Collected data entries
::::::::

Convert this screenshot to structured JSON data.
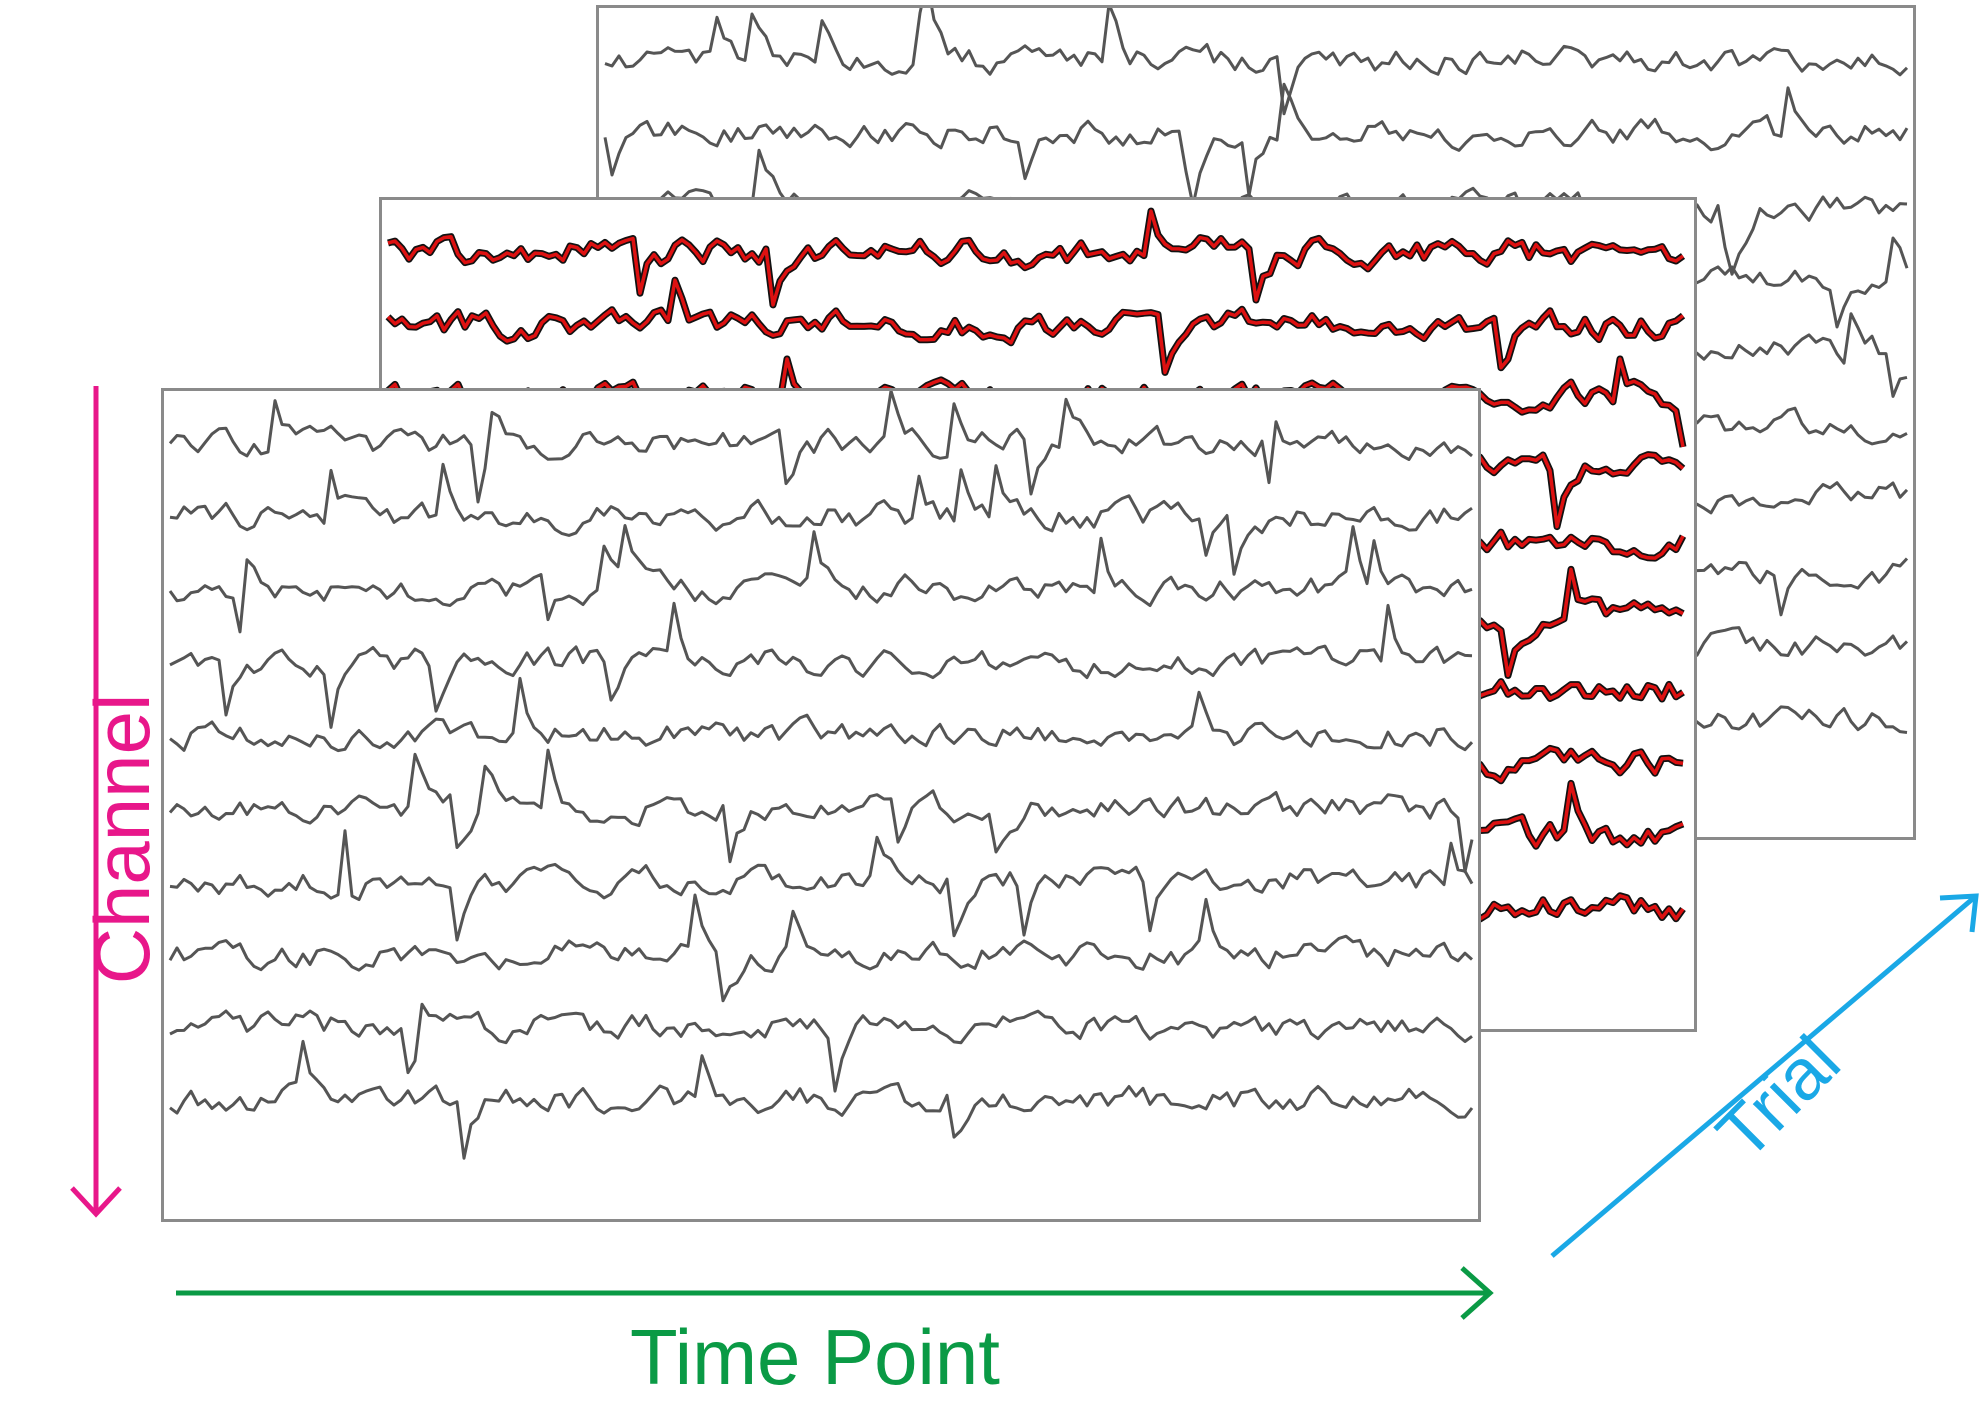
{
  "labels": {
    "time": "Time Point",
    "channel": "Channel",
    "trial": "Trial"
  },
  "colors": {
    "time_axis": "#0a9a45",
    "channel_axis": "#e8178a",
    "trial_axis": "#1aa8e6",
    "trace_default": "#555555",
    "trace_highlight": "#dd1111",
    "trace_highlight_outline": "#111111",
    "frame": "#8a8a8a"
  },
  "diagram": {
    "trials_shown": 3,
    "channels_per_trial": 10,
    "highlighted_trial": 2
  }
}
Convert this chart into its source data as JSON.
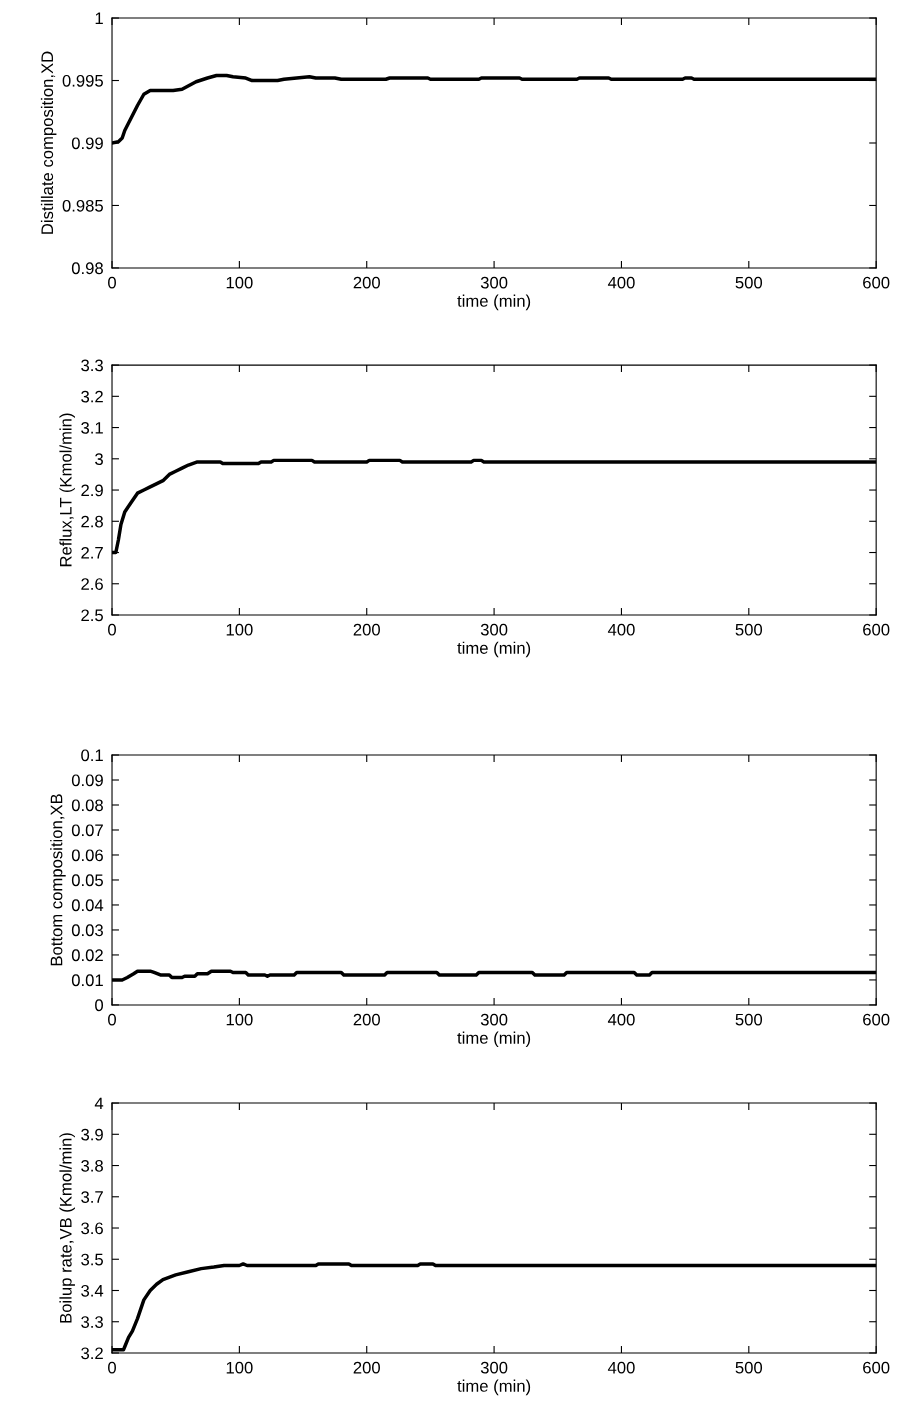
{
  "chart_data": [
    {
      "type": "line",
      "xlabel": "time (min)",
      "ylabel": "Distillate composition,XD",
      "xlim": [
        0,
        600
      ],
      "ylim": [
        0.98,
        1
      ],
      "xticks": [
        0,
        100,
        200,
        300,
        400,
        500,
        600
      ],
      "yticks": [
        0.98,
        0.985,
        0.99,
        0.995,
        1
      ],
      "grid": false,
      "marker": "none",
      "line_style": "solid",
      "x": [
        0,
        5,
        8,
        10,
        15,
        20,
        25,
        30,
        48,
        55,
        66,
        75,
        82,
        90,
        95,
        105,
        110,
        130,
        135,
        145,
        155,
        160,
        175,
        180,
        215,
        218,
        248,
        250,
        288,
        290,
        320,
        322,
        365,
        367,
        390,
        392,
        448,
        450,
        455,
        457,
        600
      ],
      "series": [
        {
          "color": "#000000",
          "values": [
            0.99,
            0.9901,
            0.9904,
            0.991,
            0.992,
            0.993,
            0.9939,
            0.9942,
            0.9942,
            0.9943,
            0.9949,
            0.9952,
            0.9954,
            0.9954,
            0.9953,
            0.9952,
            0.995,
            0.995,
            0.9951,
            0.9952,
            0.9953,
            0.9952,
            0.9952,
            0.9951,
            0.9951,
            0.9952,
            0.9952,
            0.9951,
            0.9951,
            0.9952,
            0.9952,
            0.9951,
            0.9951,
            0.9952,
            0.9952,
            0.9951,
            0.9951,
            0.9952,
            0.9952,
            0.9951,
            0.9951
          ]
        }
      ]
    },
    {
      "type": "line",
      "xlabel": "time (min)",
      "ylabel": "Reflux,LT (Kmol/min)",
      "xlim": [
        0,
        600
      ],
      "ylim": [
        2.5,
        3.3
      ],
      "xticks": [
        0,
        100,
        200,
        300,
        400,
        500,
        600
      ],
      "yticks": [
        2.5,
        2.6,
        2.7,
        2.8,
        2.9,
        3,
        3.1,
        3.2,
        3.3
      ],
      "grid": false,
      "marker": "none",
      "line_style": "solid",
      "x": [
        0,
        3,
        5,
        7,
        10,
        15,
        20,
        25,
        30,
        40,
        45,
        50,
        55,
        60,
        67,
        85,
        87,
        115,
        117,
        125,
        127,
        157,
        159,
        200,
        202,
        226,
        228,
        282,
        284,
        290,
        292,
        600
      ],
      "series": [
        {
          "color": "#000000",
          "values": [
            2.7,
            2.7,
            2.74,
            2.79,
            2.83,
            2.86,
            2.89,
            2.9,
            2.91,
            2.93,
            2.95,
            2.96,
            2.97,
            2.98,
            2.99,
            2.99,
            2.985,
            2.985,
            2.99,
            2.99,
            2.995,
            2.995,
            2.99,
            2.99,
            2.995,
            2.995,
            2.99,
            2.99,
            2.995,
            2.995,
            2.99,
            2.99
          ]
        }
      ]
    },
    {
      "type": "line",
      "xlabel": "time (min)",
      "ylabel": "Bottom composition,XB",
      "xlim": [
        0,
        600
      ],
      "ylim": [
        0,
        0.1
      ],
      "xticks": [
        0,
        100,
        200,
        300,
        400,
        500,
        600
      ],
      "yticks": [
        0,
        0.01,
        0.02,
        0.03,
        0.04,
        0.05,
        0.06,
        0.07,
        0.08,
        0.09,
        0.1
      ],
      "grid": false,
      "marker": "none",
      "line_style": "solid",
      "x": [
        0,
        8,
        12,
        17,
        20,
        30,
        33,
        38,
        45,
        47,
        55,
        57,
        65,
        67,
        75,
        78,
        93,
        95,
        105,
        107,
        120,
        122,
        124,
        143,
        145,
        180,
        182,
        214,
        216,
        255,
        257,
        286,
        288,
        330,
        332,
        355,
        357,
        410,
        412,
        422,
        424,
        600
      ],
      "series": [
        {
          "color": "#000000",
          "values": [
            0.01,
            0.01,
            0.011,
            0.0125,
            0.0135,
            0.0135,
            0.013,
            0.012,
            0.012,
            0.011,
            0.011,
            0.0115,
            0.0115,
            0.0125,
            0.0125,
            0.0135,
            0.0135,
            0.013,
            0.013,
            0.012,
            0.012,
            0.0115,
            0.012,
            0.012,
            0.013,
            0.013,
            0.012,
            0.012,
            0.013,
            0.013,
            0.012,
            0.012,
            0.013,
            0.013,
            0.012,
            0.012,
            0.013,
            0.013,
            0.012,
            0.012,
            0.013,
            0.013
          ]
        }
      ]
    },
    {
      "type": "line",
      "xlabel": "time (min)",
      "ylabel": "Boilup rate,VB (Kmol/min)",
      "xlim": [
        0,
        600
      ],
      "ylim": [
        3.2,
        4
      ],
      "xticks": [
        0,
        100,
        200,
        300,
        400,
        500,
        600
      ],
      "yticks": [
        3.2,
        3.3,
        3.4,
        3.5,
        3.6,
        3.7,
        3.8,
        3.9,
        4
      ],
      "grid": false,
      "marker": "none",
      "line_style": "solid",
      "x": [
        0,
        9,
        10,
        13,
        16,
        20,
        25,
        30,
        35,
        40,
        50,
        60,
        70,
        80,
        88,
        100,
        103,
        106,
        160,
        162,
        186,
        188,
        240,
        242,
        252,
        254,
        600
      ],
      "series": [
        {
          "color": "#000000",
          "values": [
            3.21,
            3.21,
            3.22,
            3.25,
            3.27,
            3.31,
            3.37,
            3.4,
            3.42,
            3.435,
            3.45,
            3.46,
            3.47,
            3.475,
            3.48,
            3.48,
            3.485,
            3.48,
            3.48,
            3.485,
            3.485,
            3.48,
            3.48,
            3.485,
            3.485,
            3.48,
            3.48
          ]
        }
      ]
    }
  ]
}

::::::::

Make an exact copy of all the material, but keep the pictures out of it.

== Complete response ==
Convert this screenshot to structured JSON data.
{
  "labels": {
    "time": "Time Point",
    "channel": "Channel",
    "trial": "Trial"
  },
  "colors": {
    "time_axis": "#0a9a45",
    "channel_axis": "#e8178a",
    "trial_axis": "#1aa8e6",
    "trace_default": "#555555",
    "trace_highlight": "#dd1111",
    "trace_highlight_outline": "#111111",
    "frame": "#8a8a8a"
  },
  "diagram": {
    "trials_shown": 3,
    "channels_per_trial": 10,
    "highlighted_trial": 2
  }
}
Convert this chart into its source data as JSON.
{
  "chart_data": [
    {
      "type": "line",
      "xlabel": "time (min)",
      "ylabel": "Distillate composition,XD",
      "xlim": [
        0,
        600
      ],
      "ylim": [
        0.98,
        1
      ],
      "xticks": [
        0,
        100,
        200,
        300,
        400,
        500,
        600
      ],
      "yticks": [
        0.98,
        0.985,
        0.99,
        0.995,
        1
      ],
      "grid": false,
      "marker": "none",
      "line_style": "solid",
      "x": [
        0,
        5,
        8,
        10,
        15,
        20,
        25,
        30,
        48,
        55,
        66,
        75,
        82,
        90,
        95,
        105,
        110,
        130,
        135,
        145,
        155,
        160,
        175,
        180,
        215,
        218,
        248,
        250,
        288,
        290,
        320,
        322,
        365,
        367,
        390,
        392,
        448,
        450,
        455,
        457,
        600
      ],
      "series": [
        {
          "color": "#000000",
          "values": [
            0.99,
            0.9901,
            0.9904,
            0.991,
            0.992,
            0.993,
            0.9939,
            0.9942,
            0.9942,
            0.9943,
            0.9949,
            0.9952,
            0.9954,
            0.9954,
            0.9953,
            0.9952,
            0.995,
            0.995,
            0.9951,
            0.9952,
            0.9953,
            0.9952,
            0.9952,
            0.9951,
            0.9951,
            0.9952,
            0.9952,
            0.9951,
            0.9951,
            0.9952,
            0.9952,
            0.9951,
            0.9951,
            0.9952,
            0.9952,
            0.9951,
            0.9951,
            0.9952,
            0.9952,
            0.9951,
            0.9951
          ]
        }
      ]
    },
    {
      "type": "line",
      "xlabel": "time (min)",
      "ylabel": "Reflux,LT (Kmol/min)",
      "xlim": [
        0,
        600
      ],
      "ylim": [
        2.5,
        3.3
      ],
      "xticks": [
        0,
        100,
        200,
        300,
        400,
        500,
        600
      ],
      "yticks": [
        2.5,
        2.6,
        2.7,
        2.8,
        2.9,
        3,
        3.1,
        3.2,
        3.3
      ],
      "grid": false,
      "marker": "none",
      "line_style": "solid",
      "x": [
        0,
        3,
        5,
        7,
        10,
        15,
        20,
        25,
        30,
        40,
        45,
        50,
        55,
        60,
        67,
        85,
        87,
        115,
        117,
        125,
        127,
        157,
        159,
        200,
        202,
        226,
        228,
        282,
        284,
        290,
        292,
        600
      ],
      "series": [
        {
          "color": "#000000",
          "values": [
            2.7,
            2.7,
            2.74,
            2.79,
            2.83,
            2.86,
            2.89,
            2.9,
            2.91,
            2.93,
            2.95,
            2.96,
            2.97,
            2.98,
            2.99,
            2.99,
            2.985,
            2.985,
            2.99,
            2.99,
            2.995,
            2.995,
            2.99,
            2.99,
            2.995,
            2.995,
            2.99,
            2.99,
            2.995,
            2.995,
            2.99,
            2.99
          ]
        }
      ]
    },
    {
      "type": "line",
      "xlabel": "time (min)",
      "ylabel": "Bottom composition,XB",
      "xlim": [
        0,
        600
      ],
      "ylim": [
        0,
        0.1
      ],
      "xticks": [
        0,
        100,
        200,
        300,
        400,
        500,
        600
      ],
      "yticks": [
        0,
        0.01,
        0.02,
        0.03,
        0.04,
        0.05,
        0.06,
        0.07,
        0.08,
        0.09,
        0.1
      ],
      "grid": false,
      "marker": "none",
      "line_style": "solid",
      "x": [
        0,
        8,
        12,
        17,
        20,
        30,
        33,
        38,
        45,
        47,
        55,
        57,
        65,
        67,
        75,
        78,
        93,
        95,
        105,
        107,
        120,
        122,
        124,
        143,
        145,
        180,
        182,
        214,
        216,
        255,
        257,
        286,
        288,
        330,
        332,
        355,
        357,
        410,
        412,
        422,
        424,
        600
      ],
      "series": [
        {
          "color": "#000000",
          "values": [
            0.01,
            0.01,
            0.011,
            0.0125,
            0.0135,
            0.0135,
            0.013,
            0.012,
            0.012,
            0.011,
            0.011,
            0.0115,
            0.0115,
            0.0125,
            0.0125,
            0.0135,
            0.0135,
            0.013,
            0.013,
            0.012,
            0.012,
            0.0115,
            0.012,
            0.012,
            0.013,
            0.013,
            0.012,
            0.012,
            0.013,
            0.013,
            0.012,
            0.012,
            0.013,
            0.013,
            0.012,
            0.012,
            0.013,
            0.013,
            0.012,
            0.012,
            0.013,
            0.013
          ]
        }
      ]
    },
    {
      "type": "line",
      "xlabel": "time (min)",
      "ylabel": "Boilup rate,VB (Kmol/min)",
      "xlim": [
        0,
        600
      ],
      "ylim": [
        3.2,
        4
      ],
      "xticks": [
        0,
        100,
        200,
        300,
        400,
        500,
        600
      ],
      "yticks": [
        3.2,
        3.3,
        3.4,
        3.5,
        3.6,
        3.7,
        3.8,
        3.9,
        4
      ],
      "grid": false,
      "marker": "none",
      "line_style": "solid",
      "x": [
        0,
        9,
        10,
        13,
        16,
        20,
        25,
        30,
        35,
        40,
        50,
        60,
        70,
        80,
        88,
        100,
        103,
        106,
        160,
        162,
        186,
        188,
        240,
        242,
        252,
        254,
        600
      ],
      "series": [
        {
          "color": "#000000",
          "values": [
            3.21,
            3.21,
            3.22,
            3.25,
            3.27,
            3.31,
            3.37,
            3.4,
            3.42,
            3.435,
            3.45,
            3.46,
            3.47,
            3.475,
            3.48,
            3.48,
            3.485,
            3.48,
            3.48,
            3.485,
            3.485,
            3.48,
            3.48,
            3.485,
            3.485,
            3.48,
            3.48
          ]
        }
      ]
    }
  ]
}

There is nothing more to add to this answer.